What the task asks: Leave out the pictures and repeat the data exactly.

+++ Provided data +++

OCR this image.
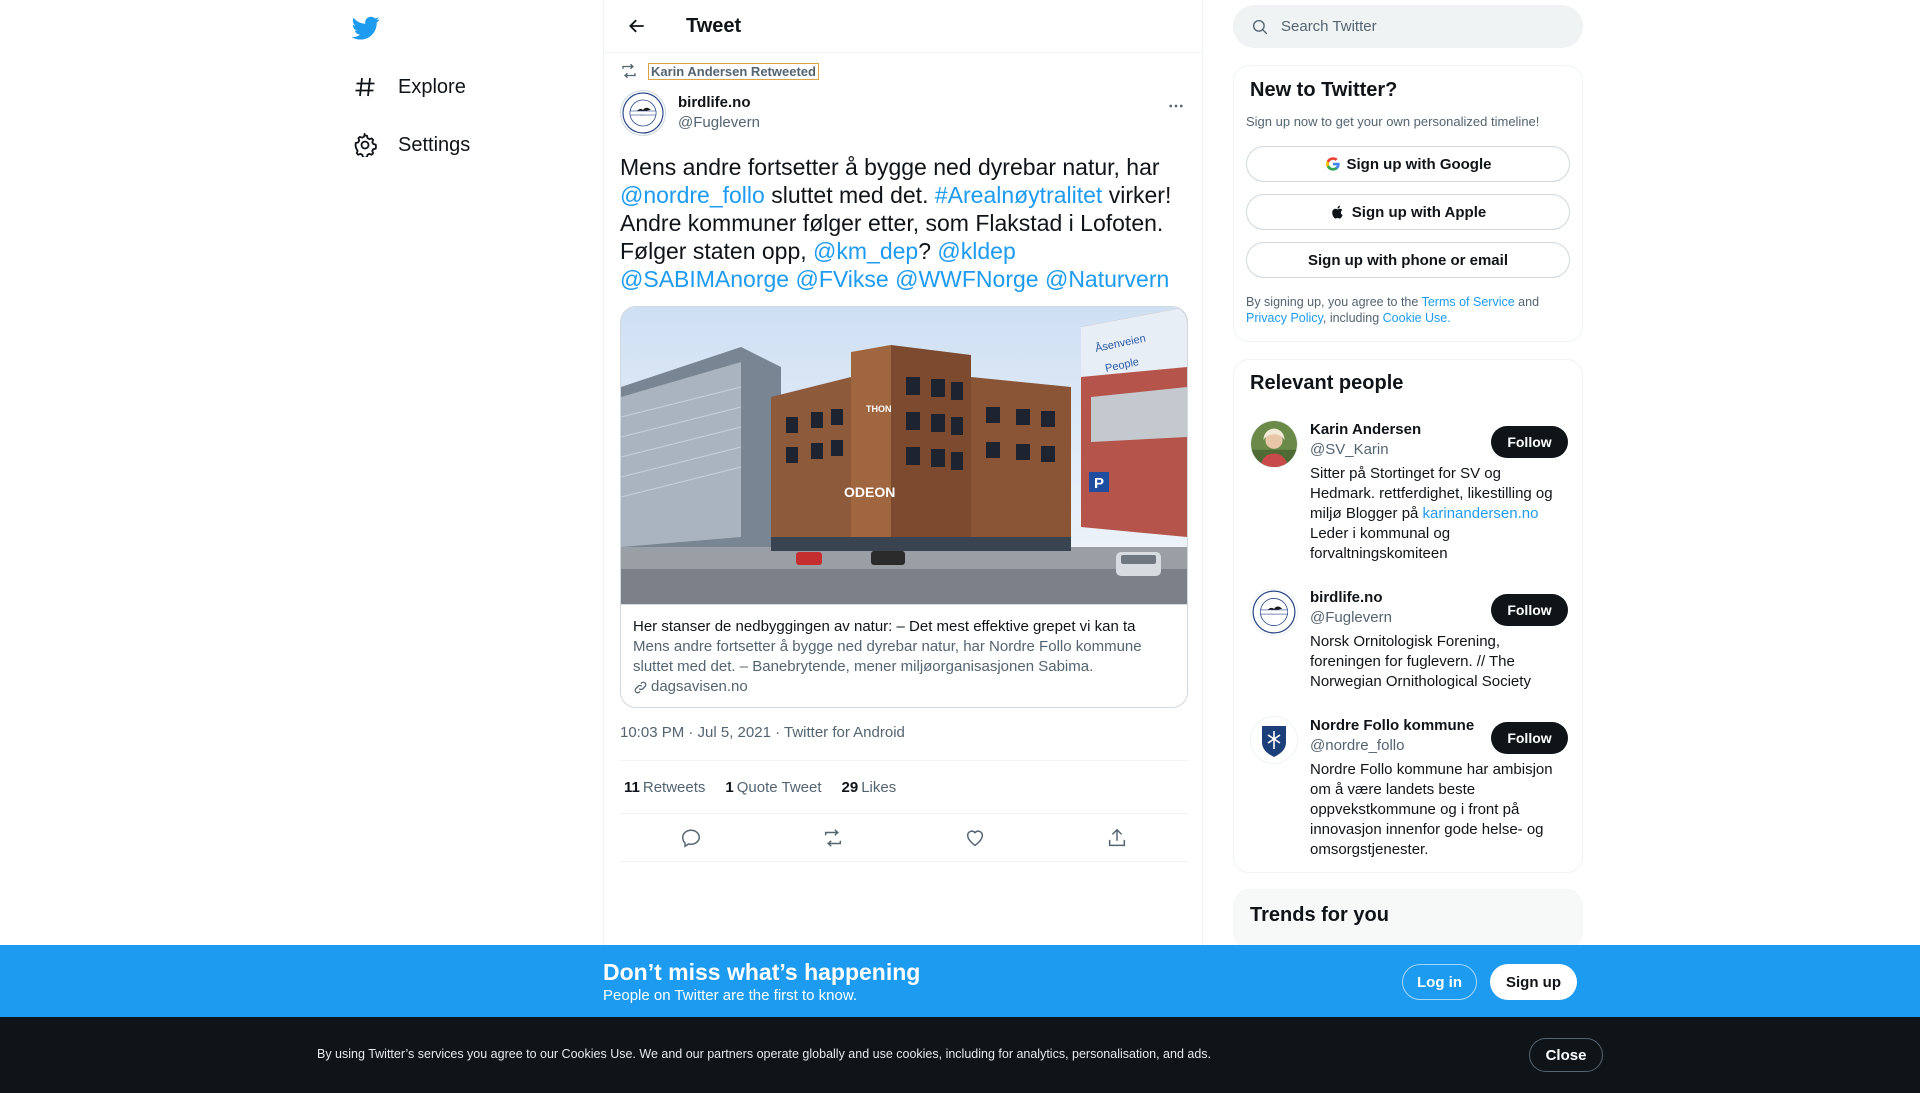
Explore
Settings
Tweet
Karin Andersen Retweeted
birdlife.no
@Fuglevern
Mens andre fortsetter å bygge ned dyrebar natur, har @nordre_follo sluttet med det. #Arealnøytralitet virker! Andre kommuner følger etter, som Flakstad i Lofoten. Følger staten opp, @km_dep? @kldep @SABIMAnorge @FVikse @WWFNorge @Naturvern
Åsenveien
People
ODEON
THON
P
Her stanser de nedbyggingen av natur: – Det mest effektive grepet vi kan ta
Mens andre fortsetter å bygge ned dyrebar natur, har Nordre Follo kommune sluttet med det. – Banebrytende, mener miljøorganisasjonen Sabima.
dagsavisen.no
10:03 PM · Jul 5, 2021 · Twitter for Android
11 Retweets 1 Quote Tweet 29 Likes
Search Twitter
New to Twitter?
Sign up now to get your own personalized timeline!
Sign up with Google
Sign up with Apple
Sign up with phone or email
By signing up, you agree to the Terms of Service and Privacy Policy, including Cookie Use.
Relevant people
Karin Andersen
@SV_Karin	Follow
Sitter på Stortinget for SV og Hedmark. rettferdighet, likestilling og miljø Blogger på karinandersen.no Leder i kommunal og forvaltningskomiteen
birdlife.no
@Fuglevern	Follow
Norsk Ornitologisk Forening, foreningen for fuglevern. // The Norwegian Ornithological Society
Nordre Follo kommune
@nordre_follo	Follow
Nordre Follo kommune har ambisjon om å være landets beste oppvekstkommune og i front på innovasjon innenfor gode helse- og omsorgstjenester.
Trends for you
Don’t miss what’s happening
People on Twitter are the first to know.
Log in	Sign up
By using Twitter’s services you agree to our Cookies Use. We and our partners operate globally and use cookies, including for analytics, personalisation, and ads.	Close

+++

Correct result:
OCR this image.
Explore
Settings
Tweet
Karin Andersen Retweeted
birdlife.no
@Fuglevern
Mens andre fortsetter å bygge ned dyrebar natur, har @nordre_follo sluttet med det. #Arealnøytralitet virker! Andre kommuner følger etter, som Flakstad i Lofoten. Følger staten opp, @km_dep? @kldep @SABIMAnorge @FVikse @WWFNorge @Naturvern
Åsenveien
People
ODEON
THON
P
Her stanser de nedbyggingen av natur: – Det mest effektive grepet vi kan ta
Mens andre fortsetter å bygge ned dyrebar natur, har Nordre Follo kommune sluttet med det. – Banebrytende, mener miljøorganisasjonen Sabima.
dagsavisen.no
10:03 PM · Jul 5, 2021 · Twitter for Android
11 Retweets 1 Quote Tweet 29 Likes
Search Twitter
New to Twitter?
Sign up now to get your own personalized timeline!
Sign up with Google
Sign up with Apple
Sign up with phone or email
By signing up, you agree to the Terms of Service and Privacy Policy, including Cookie Use.
Relevant people
Karin Andersen
@SV_Karin	Follow
Sitter på Stortinget for SV og Hedmark. rettferdighet, likestilling og miljø Blogger på karinandersen.no Leder i kommunal og forvaltningskomiteen
birdlife.no
@Fuglevern	Follow
Norsk Ornitologisk Forening, foreningen for fuglevern. // The Norwegian Ornithological Society
Nordre Follo kommune
@nordre_follo	Follow
Nordre Follo kommune har ambisjon om å være landets beste oppvekstkommune og i front på innovasjon innenfor gode helse- og omsorgstjenester.
Trends for you
Don’t miss what’s happening
People on Twitter are the first to know.
Log in	Sign up
By using Twitter’s services you agree to our Cookies Use. We and our partners operate globally and use cookies, including for analytics, personalisation, and ads.	Close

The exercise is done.